◆ Text section ◆

# # # # # # #

For example, let’s randomly sample 10 states in the waffle_divorce data set and build some models.

waffle_divorce <- read_delim(  # read delimited files
    "https://raw.githubusercontent.com/rmcelreath/rethinking/master/data/WaffleDivorce.csv",
    delim = ";"
)
# Rescale Marriage and Divorce by dividing by 10
waffle_divorce$Marriage <- waffle_divorce$Marriage / 10
waffle_divorce$Divorce <- waffle_divorce$Divorce / 10
waffle_divorce$MedianAgeMarriage <- waffle_divorce$MedianAgeMarriage / 10
# Recode `South` to a factor variable
waffle_divorce$South <- factor(waffle_divorce$South,
    levels = c(0, 1),
    labels = c("non-south", "south")
)
set.seed(1547)  # set the seed for reproducibility
# Sample 10 observations
train <- sample.int(nrow(waffle_divorce), 10L)
wd_sub <- waffle_divorce[train, ]
base <- ggplot(aes(x = Marriage, y = Divorce),
               data = wd_sub) +
    geom_point() +
    coord_cartesian(ylim = c(0.6, 1.4)) +
    xlim(range(waffle_divorce$Marriage))
ggplot(waffle_divorce,
       aes(x = Marriage, y = Divorce)) + 
    geom_point(col = "lightblue") +
    geom_point(size = 1.5, data = wd_sub, col = "red") +
    coord_cartesian(ylim = c(0.6, 1.4)) +
    xlim(range(waffle_divorce$Marriage))

# # # # # # #

◆ Material for the task ◆

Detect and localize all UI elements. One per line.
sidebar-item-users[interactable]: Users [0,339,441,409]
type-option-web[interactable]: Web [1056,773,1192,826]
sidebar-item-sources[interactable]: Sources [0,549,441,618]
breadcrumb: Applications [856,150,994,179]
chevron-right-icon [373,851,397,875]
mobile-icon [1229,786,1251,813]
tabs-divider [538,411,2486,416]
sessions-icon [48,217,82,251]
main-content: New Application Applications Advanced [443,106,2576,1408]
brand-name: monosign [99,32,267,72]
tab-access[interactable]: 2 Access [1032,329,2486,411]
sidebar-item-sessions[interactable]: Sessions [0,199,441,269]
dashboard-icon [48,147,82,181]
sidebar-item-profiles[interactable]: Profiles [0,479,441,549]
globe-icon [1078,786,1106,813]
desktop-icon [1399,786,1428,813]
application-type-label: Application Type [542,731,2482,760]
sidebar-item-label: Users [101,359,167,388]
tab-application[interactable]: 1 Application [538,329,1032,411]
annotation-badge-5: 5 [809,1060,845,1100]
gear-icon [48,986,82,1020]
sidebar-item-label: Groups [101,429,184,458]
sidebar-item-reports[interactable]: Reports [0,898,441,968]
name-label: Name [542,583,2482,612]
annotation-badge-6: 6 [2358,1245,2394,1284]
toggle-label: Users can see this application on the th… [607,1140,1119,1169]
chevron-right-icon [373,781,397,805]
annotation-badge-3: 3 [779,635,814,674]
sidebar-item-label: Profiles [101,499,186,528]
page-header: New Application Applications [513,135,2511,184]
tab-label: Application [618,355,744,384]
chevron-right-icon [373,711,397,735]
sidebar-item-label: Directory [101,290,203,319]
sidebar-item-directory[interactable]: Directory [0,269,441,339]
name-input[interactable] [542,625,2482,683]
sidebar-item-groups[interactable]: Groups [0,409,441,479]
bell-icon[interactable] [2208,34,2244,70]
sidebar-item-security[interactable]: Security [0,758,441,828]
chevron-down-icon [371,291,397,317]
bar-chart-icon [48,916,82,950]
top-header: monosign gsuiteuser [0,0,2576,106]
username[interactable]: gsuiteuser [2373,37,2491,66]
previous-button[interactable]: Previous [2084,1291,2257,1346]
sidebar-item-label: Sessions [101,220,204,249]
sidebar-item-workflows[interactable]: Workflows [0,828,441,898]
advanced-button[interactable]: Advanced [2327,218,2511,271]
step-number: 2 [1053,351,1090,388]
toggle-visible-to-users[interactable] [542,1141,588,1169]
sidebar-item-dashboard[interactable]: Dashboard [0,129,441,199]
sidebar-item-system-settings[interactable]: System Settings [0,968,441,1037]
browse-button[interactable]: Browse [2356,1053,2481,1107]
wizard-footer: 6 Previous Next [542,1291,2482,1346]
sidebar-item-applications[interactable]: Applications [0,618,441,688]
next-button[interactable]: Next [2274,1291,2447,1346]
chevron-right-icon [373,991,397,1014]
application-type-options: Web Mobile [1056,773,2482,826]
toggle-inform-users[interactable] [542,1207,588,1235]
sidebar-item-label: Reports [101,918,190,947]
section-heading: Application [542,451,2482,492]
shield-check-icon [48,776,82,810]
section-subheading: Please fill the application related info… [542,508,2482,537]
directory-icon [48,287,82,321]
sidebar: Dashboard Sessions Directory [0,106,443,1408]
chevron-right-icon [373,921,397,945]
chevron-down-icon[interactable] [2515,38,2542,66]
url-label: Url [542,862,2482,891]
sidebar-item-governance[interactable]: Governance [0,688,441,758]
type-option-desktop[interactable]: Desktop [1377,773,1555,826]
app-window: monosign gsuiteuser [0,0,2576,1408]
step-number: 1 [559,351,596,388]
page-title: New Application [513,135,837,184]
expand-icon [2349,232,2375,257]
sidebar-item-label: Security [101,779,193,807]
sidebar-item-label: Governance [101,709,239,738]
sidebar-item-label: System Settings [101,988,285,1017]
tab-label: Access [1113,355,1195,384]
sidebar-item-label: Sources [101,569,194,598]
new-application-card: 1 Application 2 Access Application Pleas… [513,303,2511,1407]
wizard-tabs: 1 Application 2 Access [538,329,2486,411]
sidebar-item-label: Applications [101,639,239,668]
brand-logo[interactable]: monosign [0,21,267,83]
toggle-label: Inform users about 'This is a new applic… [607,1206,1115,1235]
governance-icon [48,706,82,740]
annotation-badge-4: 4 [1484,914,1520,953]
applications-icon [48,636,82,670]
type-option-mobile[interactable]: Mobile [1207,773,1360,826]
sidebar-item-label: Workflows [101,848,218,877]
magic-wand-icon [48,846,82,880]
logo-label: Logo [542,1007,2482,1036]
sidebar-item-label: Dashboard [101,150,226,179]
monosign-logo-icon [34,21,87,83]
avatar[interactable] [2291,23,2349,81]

# # # # # # #

◆ The tasks ◆
A – Echo the waffle divorce code word for word, from "# Rescale Marriage" to "<- sample.int(nrow(waffle_divorce), 10L)".
B – Duplicate the records without any change, starting at their first line and ending with the line that contains "sidebar-item-label: Users [101,359,167,388]", with both of those lines included.
The waffle divorce code and the records have nothing to do with each other.

◆ Final results ◆
A –
# Rescale Marriage and Divorce by dividing by 10
waffle_divorce$Marriage <- waffle_divorce$Marriage / 10
waffle_divorce$Divorce <- waffle_divorce$Divorce / 10
waffle_divorce$MedianAgeMarriage <- waffle_divorce$MedianAgeMarriage / 10
# Recode `South` to a factor variable
waffle_divorce$South <- factor(waffle_divorce$South,
    levels = c(0, 1),
    labels = c("non-south", "south")
)
set.seed(1547)  # set the seed for reproducibility
# Sample 10 observations
train <- sample.int(nrow(waffle_divorce), 10L)

B –
Detect and localize all UI elements. One per line.
sidebar-item-users[interactable]: Users [0,339,441,409]
type-option-web[interactable]: Web [1056,773,1192,826]
sidebar-item-sources[interactable]: Sources [0,549,441,618]
breadcrumb: Applications [856,150,994,179]
chevron-right-icon [373,851,397,875]
mobile-icon [1229,786,1251,813]
tabs-divider [538,411,2486,416]
sessions-icon [48,217,82,251]
main-content: New Application Applications Advanced [443,106,2576,1408]
brand-name: monosign [99,32,267,72]
tab-access[interactable]: 2 Access [1032,329,2486,411]
sidebar-item-sessions[interactable]: Sessions [0,199,441,269]
dashboard-icon [48,147,82,181]
sidebar-item-profiles[interactable]: Profiles [0,479,441,549]
globe-icon [1078,786,1106,813]
desktop-icon [1399,786,1428,813]
application-type-label: Application Type [542,731,2482,760]
sidebar-item-label: Users [101,359,167,388]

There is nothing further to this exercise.